• Dataset entries on figures:
++++++++++
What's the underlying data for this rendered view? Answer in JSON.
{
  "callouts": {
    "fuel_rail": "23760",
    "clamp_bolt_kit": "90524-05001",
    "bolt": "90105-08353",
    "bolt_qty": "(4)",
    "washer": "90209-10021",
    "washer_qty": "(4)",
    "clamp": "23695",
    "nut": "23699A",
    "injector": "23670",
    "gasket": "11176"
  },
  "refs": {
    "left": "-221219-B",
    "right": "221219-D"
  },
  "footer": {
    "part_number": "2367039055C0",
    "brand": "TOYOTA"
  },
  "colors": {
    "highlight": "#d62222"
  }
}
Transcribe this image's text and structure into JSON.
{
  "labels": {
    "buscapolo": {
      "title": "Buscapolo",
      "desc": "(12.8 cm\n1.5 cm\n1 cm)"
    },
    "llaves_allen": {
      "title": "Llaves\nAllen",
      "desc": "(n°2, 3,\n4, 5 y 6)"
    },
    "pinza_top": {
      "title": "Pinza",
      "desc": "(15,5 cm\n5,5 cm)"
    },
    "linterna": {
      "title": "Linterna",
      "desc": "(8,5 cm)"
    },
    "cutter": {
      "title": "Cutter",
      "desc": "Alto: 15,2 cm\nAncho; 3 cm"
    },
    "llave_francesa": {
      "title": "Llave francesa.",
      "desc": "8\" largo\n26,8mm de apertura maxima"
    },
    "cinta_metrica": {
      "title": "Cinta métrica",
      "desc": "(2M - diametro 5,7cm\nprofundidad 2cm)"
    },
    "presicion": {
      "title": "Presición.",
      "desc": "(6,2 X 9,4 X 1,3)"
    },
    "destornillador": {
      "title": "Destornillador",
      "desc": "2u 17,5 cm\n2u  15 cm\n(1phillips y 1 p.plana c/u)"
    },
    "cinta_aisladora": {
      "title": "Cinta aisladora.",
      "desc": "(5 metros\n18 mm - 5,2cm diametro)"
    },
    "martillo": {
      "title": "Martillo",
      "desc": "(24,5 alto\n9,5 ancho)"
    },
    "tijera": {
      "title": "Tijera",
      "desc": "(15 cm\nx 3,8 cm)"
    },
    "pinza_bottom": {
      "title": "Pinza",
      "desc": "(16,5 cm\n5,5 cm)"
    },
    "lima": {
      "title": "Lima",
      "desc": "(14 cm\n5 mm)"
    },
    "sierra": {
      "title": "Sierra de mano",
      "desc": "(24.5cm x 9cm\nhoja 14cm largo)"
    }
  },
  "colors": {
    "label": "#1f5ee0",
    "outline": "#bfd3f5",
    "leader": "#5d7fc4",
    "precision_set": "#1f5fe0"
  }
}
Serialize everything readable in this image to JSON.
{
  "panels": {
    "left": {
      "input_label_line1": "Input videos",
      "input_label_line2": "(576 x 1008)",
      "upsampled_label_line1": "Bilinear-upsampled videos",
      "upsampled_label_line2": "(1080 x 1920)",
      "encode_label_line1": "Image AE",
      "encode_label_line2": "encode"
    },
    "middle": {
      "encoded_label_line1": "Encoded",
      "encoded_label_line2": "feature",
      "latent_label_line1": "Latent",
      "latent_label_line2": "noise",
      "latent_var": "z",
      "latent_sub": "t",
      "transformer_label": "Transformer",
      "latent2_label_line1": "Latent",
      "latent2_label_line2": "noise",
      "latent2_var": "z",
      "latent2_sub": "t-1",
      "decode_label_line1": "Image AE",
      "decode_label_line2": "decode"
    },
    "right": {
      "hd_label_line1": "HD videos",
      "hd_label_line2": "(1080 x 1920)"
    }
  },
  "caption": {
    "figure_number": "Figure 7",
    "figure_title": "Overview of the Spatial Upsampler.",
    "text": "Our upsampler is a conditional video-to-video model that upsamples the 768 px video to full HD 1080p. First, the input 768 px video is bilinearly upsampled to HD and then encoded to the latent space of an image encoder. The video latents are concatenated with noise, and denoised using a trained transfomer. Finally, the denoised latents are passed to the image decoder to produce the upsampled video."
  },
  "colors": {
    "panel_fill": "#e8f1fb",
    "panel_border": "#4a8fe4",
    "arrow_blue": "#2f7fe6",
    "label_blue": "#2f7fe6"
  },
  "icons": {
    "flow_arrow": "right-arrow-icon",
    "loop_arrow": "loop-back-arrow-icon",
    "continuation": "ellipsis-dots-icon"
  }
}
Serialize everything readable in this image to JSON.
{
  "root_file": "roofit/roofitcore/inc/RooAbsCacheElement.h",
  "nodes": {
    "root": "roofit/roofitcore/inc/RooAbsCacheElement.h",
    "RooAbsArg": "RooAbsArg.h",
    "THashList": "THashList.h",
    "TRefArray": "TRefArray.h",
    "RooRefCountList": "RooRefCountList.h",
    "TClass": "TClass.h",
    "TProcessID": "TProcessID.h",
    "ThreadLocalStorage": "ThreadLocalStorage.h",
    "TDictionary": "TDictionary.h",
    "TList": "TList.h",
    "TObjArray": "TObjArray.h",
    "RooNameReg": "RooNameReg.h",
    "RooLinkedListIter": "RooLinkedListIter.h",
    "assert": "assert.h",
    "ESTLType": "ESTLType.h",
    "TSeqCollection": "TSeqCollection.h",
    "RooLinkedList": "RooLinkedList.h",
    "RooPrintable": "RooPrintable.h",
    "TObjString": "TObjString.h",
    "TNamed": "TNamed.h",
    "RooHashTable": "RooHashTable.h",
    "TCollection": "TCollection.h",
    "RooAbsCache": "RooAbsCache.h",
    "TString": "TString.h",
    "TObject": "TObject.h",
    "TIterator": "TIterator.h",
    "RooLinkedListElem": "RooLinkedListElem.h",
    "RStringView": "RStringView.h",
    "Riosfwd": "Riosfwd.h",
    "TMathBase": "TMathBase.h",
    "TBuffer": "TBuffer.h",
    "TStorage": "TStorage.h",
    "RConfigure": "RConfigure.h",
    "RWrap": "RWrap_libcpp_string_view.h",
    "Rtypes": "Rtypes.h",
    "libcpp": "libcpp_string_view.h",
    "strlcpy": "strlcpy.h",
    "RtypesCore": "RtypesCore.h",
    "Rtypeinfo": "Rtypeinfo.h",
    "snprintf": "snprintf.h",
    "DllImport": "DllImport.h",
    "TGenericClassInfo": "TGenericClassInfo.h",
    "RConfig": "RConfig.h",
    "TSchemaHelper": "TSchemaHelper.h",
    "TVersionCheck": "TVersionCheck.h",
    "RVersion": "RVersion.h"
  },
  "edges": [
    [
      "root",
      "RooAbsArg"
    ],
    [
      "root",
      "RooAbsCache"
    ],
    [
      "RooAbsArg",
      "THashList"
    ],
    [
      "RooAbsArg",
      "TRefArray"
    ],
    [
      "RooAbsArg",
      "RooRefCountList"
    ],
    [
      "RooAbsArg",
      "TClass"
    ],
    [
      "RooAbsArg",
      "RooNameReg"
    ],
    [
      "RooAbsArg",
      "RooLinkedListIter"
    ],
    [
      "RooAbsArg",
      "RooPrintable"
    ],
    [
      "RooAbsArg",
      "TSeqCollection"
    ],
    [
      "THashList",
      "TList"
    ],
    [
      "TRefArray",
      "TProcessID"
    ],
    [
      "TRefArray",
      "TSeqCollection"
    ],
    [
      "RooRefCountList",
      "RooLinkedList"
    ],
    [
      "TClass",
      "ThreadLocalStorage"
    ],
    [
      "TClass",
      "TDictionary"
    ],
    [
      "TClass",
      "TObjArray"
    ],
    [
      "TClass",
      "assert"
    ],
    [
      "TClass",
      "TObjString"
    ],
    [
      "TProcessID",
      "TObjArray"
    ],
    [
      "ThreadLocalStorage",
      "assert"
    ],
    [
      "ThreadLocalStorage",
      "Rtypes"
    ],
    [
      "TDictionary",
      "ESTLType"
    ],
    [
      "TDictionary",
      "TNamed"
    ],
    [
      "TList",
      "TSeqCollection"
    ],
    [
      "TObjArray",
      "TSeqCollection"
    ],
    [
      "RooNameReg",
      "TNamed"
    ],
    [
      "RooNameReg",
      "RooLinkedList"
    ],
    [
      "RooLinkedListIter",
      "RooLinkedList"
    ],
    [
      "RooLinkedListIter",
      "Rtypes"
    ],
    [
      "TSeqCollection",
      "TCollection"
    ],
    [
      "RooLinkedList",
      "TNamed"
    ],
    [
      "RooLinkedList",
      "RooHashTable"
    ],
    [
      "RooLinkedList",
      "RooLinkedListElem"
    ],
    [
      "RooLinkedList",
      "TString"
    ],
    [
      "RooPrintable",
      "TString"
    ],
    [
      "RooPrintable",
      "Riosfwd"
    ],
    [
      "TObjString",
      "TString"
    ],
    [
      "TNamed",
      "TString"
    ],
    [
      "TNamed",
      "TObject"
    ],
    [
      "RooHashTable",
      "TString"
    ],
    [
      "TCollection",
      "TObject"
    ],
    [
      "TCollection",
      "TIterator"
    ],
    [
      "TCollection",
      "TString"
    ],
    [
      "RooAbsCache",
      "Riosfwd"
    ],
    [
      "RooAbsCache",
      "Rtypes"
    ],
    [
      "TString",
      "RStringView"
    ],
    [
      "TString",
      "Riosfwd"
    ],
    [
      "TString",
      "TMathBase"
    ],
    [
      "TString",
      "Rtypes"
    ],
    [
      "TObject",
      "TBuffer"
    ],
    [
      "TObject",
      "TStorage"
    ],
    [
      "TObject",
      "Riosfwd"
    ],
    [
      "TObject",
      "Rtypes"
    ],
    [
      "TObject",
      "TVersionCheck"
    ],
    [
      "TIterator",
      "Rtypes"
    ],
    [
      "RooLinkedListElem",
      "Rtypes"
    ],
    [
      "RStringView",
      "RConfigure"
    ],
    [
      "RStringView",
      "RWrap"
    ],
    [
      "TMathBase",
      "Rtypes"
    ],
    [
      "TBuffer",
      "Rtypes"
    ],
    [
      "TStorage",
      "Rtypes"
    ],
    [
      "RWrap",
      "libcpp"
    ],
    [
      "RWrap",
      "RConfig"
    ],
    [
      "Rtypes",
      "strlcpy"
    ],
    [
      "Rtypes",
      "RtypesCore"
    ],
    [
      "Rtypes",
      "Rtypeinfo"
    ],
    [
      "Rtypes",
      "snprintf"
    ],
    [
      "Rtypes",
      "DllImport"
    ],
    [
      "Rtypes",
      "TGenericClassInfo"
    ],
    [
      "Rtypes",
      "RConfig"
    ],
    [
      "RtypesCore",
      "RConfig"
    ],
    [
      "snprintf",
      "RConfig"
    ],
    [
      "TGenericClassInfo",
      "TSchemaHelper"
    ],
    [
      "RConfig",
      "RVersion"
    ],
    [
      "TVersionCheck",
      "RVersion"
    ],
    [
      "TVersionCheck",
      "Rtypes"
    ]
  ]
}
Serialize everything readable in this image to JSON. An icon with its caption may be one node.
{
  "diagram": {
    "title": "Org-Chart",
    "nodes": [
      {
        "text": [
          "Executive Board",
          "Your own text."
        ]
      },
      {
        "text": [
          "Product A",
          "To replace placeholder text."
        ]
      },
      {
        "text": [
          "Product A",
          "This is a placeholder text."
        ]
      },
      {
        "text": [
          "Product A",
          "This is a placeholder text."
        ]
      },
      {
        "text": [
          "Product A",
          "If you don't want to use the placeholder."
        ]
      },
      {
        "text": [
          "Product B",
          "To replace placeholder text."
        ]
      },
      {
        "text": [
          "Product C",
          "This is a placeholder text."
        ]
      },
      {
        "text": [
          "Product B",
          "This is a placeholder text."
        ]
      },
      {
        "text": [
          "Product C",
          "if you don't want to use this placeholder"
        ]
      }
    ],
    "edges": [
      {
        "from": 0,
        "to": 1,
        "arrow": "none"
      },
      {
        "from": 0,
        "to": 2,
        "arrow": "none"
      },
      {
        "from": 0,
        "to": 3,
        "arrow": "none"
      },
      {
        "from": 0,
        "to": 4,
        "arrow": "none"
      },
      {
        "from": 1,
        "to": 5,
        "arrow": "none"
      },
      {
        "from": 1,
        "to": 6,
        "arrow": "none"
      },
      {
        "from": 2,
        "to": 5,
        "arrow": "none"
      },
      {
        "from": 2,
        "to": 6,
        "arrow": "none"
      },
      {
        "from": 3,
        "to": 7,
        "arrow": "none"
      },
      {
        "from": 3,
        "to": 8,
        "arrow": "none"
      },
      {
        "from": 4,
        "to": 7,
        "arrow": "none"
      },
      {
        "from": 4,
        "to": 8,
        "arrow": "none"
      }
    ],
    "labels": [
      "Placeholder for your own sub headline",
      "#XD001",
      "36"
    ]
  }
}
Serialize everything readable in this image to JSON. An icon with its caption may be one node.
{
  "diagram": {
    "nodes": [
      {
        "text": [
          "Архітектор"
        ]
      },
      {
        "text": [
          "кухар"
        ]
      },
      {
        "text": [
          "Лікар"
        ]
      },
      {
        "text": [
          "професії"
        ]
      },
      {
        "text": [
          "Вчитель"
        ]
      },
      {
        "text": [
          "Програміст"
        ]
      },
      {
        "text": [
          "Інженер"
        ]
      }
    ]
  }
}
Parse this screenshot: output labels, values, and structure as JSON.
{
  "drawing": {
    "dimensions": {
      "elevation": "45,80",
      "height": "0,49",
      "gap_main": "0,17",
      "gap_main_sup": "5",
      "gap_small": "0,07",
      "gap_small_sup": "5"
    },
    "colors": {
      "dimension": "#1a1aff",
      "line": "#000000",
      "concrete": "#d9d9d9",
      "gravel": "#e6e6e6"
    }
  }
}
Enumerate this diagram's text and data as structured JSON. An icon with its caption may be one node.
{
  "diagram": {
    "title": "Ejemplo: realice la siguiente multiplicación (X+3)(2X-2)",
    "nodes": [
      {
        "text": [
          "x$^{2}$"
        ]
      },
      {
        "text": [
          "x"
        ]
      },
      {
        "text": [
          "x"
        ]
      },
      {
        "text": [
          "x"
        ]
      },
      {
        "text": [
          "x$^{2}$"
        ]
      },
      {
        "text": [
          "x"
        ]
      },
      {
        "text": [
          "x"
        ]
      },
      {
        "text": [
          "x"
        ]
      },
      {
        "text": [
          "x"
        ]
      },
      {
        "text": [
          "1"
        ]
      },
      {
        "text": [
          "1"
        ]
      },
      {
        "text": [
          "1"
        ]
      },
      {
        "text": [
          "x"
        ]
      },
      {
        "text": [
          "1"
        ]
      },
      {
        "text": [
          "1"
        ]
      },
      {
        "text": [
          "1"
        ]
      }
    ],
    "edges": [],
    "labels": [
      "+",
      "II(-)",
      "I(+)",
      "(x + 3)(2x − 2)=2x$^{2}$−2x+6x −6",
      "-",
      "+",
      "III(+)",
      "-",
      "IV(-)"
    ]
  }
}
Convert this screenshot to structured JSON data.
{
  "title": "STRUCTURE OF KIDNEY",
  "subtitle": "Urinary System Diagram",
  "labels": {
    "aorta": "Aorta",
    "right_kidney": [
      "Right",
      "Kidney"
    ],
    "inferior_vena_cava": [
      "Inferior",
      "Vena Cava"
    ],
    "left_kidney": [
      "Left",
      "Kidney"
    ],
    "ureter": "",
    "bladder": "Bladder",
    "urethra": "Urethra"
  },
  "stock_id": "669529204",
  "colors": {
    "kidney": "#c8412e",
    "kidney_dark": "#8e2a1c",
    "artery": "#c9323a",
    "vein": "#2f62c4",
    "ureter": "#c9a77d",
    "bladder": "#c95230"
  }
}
++++++++++
• DIRECTIVE:
What is the number of lines that hold the string "RooNameReg"? Give it alone.

• WRITTEN ANSWER:
4